Terkait model bisnisnya, Medika App menyasar langsung segmentasi B2B dan B2C. Melalui model B2B pihaknya menyajikan layanan manajemen pasien di rumah sakit, termasuk aplikasi untuk kebutuhan operasional dan administrasi medis. Sedangkan di sisi B2C, Medika App menyediakan aplikasi pemesanan kepada pengguna untuk layanan dokter dan kesehatan. Di pembaruannya, saat ini Media App juga melayani pemesanan jasa kecantikan dan perawatan kesehatan.

Di Media App, pengguna tidak hanya bisa membuat janji dengan dokter. Saat ini aplikasi sudah terhubung dengan sistem pembayaran berbasis payment gateway. Sehingga pengguna dapat melakukan pembayaran di awal melalui kartu kredit atau transfer bank, saat di klinik atau rumah sakit tidak perlu lalu melakukan pembayaran.

MyClinicalPro (Healthtech)

Co-Founder & COO MyClinicalPro William Suryawan
Co-Founder & COO MyClinicalPro William Suryawan

Startup ini menyediakan aplikasi manajemen yang membantu klinik dan dokter agar punya sistem operasional yang lebih terstruktur. Di dalamnya juga mengakomodasi kebutuhan pencatatan rekam medis pasien. Menariknya MyClinicalPro didesain sebagai platform yang membantu dokter melakukan analisis atas tren pasien. Dengan demikian diharapkan dapat terhubung dengan pasien secara lebih optimal.

Informasi Hasil Ekstraksi
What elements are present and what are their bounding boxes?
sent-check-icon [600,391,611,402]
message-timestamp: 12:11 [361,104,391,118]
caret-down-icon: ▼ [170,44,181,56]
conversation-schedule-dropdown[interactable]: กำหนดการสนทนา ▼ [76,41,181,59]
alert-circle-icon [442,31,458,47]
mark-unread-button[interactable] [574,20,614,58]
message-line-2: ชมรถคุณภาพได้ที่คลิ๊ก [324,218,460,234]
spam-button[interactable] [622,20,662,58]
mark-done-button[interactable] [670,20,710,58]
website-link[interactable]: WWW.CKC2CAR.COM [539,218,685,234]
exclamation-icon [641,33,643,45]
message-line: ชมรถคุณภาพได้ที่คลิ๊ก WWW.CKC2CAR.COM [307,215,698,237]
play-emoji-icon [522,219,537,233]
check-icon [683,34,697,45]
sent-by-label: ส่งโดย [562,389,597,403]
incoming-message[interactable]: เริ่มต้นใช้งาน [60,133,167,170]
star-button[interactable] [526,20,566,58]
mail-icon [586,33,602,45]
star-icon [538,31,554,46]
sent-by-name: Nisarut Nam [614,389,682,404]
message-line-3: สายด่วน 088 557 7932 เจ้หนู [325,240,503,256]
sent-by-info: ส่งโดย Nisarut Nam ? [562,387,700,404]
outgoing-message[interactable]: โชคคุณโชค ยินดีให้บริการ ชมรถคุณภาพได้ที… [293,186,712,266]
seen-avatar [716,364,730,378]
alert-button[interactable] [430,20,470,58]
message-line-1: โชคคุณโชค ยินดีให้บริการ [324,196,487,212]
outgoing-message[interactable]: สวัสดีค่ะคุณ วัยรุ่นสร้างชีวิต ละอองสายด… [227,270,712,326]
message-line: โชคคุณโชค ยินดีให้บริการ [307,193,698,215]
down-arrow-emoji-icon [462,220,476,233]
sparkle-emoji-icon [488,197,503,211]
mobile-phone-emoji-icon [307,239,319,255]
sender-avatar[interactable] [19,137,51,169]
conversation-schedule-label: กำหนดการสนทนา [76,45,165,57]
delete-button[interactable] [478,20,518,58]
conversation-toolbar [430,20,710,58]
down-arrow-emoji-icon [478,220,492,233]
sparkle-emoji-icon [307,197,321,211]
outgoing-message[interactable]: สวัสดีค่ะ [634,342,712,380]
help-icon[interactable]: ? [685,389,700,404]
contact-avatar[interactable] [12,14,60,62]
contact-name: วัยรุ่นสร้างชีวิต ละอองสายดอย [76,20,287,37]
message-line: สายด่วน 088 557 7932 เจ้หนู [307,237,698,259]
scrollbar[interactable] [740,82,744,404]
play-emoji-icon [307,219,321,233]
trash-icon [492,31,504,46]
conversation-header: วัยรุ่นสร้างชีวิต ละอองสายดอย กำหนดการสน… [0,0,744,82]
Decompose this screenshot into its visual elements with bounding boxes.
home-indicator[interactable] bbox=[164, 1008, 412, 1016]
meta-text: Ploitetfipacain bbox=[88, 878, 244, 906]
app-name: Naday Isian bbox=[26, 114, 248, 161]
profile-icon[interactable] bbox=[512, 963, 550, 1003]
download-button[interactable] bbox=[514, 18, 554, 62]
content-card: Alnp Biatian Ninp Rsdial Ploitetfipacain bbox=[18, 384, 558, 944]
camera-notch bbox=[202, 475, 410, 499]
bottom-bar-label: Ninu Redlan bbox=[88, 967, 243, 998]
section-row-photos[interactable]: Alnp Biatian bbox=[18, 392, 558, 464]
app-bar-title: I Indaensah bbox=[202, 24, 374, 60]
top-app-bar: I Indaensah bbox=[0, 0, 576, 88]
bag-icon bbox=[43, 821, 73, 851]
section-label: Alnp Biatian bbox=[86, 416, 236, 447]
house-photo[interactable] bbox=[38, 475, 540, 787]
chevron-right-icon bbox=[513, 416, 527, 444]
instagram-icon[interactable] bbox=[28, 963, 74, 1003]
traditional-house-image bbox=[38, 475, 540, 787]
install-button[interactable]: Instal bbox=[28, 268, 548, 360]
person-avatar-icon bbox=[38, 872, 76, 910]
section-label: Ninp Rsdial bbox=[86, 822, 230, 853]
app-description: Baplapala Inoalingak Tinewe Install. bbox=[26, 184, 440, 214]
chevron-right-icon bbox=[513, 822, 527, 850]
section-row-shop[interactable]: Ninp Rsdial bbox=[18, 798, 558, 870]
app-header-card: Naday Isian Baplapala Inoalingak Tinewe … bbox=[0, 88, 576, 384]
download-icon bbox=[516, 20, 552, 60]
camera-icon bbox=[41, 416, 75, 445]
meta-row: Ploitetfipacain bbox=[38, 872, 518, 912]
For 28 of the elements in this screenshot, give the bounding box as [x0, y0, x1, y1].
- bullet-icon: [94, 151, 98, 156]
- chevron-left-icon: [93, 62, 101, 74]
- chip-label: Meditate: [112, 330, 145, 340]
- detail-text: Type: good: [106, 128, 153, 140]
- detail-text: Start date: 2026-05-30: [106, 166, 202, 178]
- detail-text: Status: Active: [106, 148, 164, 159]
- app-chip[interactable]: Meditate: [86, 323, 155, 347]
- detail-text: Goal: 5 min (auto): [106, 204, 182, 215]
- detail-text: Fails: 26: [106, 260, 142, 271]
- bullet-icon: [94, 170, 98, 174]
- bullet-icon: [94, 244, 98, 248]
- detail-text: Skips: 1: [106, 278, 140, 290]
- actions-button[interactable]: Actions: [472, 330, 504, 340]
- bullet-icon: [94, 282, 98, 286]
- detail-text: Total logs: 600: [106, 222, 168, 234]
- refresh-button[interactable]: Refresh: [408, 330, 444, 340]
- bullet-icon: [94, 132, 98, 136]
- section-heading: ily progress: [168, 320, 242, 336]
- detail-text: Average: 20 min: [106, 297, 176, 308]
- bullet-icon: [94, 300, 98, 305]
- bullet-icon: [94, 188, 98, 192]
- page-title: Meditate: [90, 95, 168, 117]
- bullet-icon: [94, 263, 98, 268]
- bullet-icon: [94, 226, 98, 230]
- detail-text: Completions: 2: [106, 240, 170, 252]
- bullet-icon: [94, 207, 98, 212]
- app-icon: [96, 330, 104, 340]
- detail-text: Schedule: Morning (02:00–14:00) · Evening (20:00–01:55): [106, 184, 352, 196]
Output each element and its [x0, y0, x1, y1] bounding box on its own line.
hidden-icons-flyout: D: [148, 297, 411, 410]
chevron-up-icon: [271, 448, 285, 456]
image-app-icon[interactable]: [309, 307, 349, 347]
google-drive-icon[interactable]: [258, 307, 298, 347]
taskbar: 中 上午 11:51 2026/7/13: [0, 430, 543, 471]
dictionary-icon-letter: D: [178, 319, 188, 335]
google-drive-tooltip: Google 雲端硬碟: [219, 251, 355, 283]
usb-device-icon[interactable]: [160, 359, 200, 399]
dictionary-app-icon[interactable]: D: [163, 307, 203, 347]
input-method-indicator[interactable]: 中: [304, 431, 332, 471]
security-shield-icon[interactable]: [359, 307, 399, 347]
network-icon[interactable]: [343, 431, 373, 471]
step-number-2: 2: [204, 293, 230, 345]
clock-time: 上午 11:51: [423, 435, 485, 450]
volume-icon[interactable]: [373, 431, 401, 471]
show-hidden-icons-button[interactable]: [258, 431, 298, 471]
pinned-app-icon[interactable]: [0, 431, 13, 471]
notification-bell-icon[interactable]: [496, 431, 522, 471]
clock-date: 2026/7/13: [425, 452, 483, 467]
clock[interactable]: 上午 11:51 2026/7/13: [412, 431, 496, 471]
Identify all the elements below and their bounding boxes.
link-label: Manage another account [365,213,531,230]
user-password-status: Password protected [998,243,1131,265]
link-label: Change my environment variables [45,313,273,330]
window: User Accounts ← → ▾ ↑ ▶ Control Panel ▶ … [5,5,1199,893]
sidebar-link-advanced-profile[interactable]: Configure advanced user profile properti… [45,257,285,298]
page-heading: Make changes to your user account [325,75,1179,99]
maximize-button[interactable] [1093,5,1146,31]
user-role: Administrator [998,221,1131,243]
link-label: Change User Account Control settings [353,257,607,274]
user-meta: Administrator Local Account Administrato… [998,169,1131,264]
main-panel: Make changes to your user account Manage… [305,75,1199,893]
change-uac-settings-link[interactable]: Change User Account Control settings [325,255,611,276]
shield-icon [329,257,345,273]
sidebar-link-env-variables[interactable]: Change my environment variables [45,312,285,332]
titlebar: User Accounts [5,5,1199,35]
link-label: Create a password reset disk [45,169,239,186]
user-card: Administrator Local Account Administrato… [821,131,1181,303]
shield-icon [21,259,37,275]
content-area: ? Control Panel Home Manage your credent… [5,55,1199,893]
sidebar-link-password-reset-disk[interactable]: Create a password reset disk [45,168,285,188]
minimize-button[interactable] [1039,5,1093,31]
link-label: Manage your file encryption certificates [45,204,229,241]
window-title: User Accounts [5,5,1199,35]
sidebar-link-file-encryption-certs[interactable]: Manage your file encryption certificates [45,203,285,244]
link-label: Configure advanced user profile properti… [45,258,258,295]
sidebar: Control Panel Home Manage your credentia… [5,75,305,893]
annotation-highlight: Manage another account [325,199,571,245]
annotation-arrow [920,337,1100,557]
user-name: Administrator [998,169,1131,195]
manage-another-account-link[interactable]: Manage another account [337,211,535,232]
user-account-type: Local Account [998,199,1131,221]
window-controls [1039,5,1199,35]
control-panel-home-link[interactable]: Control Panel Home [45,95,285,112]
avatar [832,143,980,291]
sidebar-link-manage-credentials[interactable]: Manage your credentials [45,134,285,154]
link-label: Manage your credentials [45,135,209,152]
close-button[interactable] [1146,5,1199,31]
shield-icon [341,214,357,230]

Instruksi Kerja 1
Sebutkan semua hal yang dilakukan aplikasi MyClinicalPro menurut teks yang diberikan.
Instruksi Kerja 2
Menurut teks yang diberikan, segmentasi apa yang disasar langsung oleh model bisnis Medika App?
Instruksi Kerja 3
Tuliskan ulang bagian teks yang diberikan, mulai dari "Startup ini menyediakan" sampai "secara lebih optimal.", dan ganti "klinik" dengan "puskesmas".

Jawaban Tertulis 1
- Membantu klinik dan dokter agar punya sistem operasional yang lebih terstruktur.
- Mengakomodasi kebutuhan pencatatan rekam medis pasien.
- Membantu dokter melakukan analisis atas tren pasien.

Jawaban Tertulis 2
B2B dan B2C.

Jawaban Tertulis 3
Startup ini menyediakan aplikasi manajemen yang membantu puskesmas dan dokter agar punya sistem operasional yang lebih terstruktur. Di dalamnya juga mengakomodasi kebutuhan pencatatan rekam medis pasien. Menariknya MyClinicalPro didesain sebagai platform yang membantu dokter melakukan analisis atas tren pasien. Dengan demikian diharapkan dapat terhubung dengan pasien secara lebih optimal.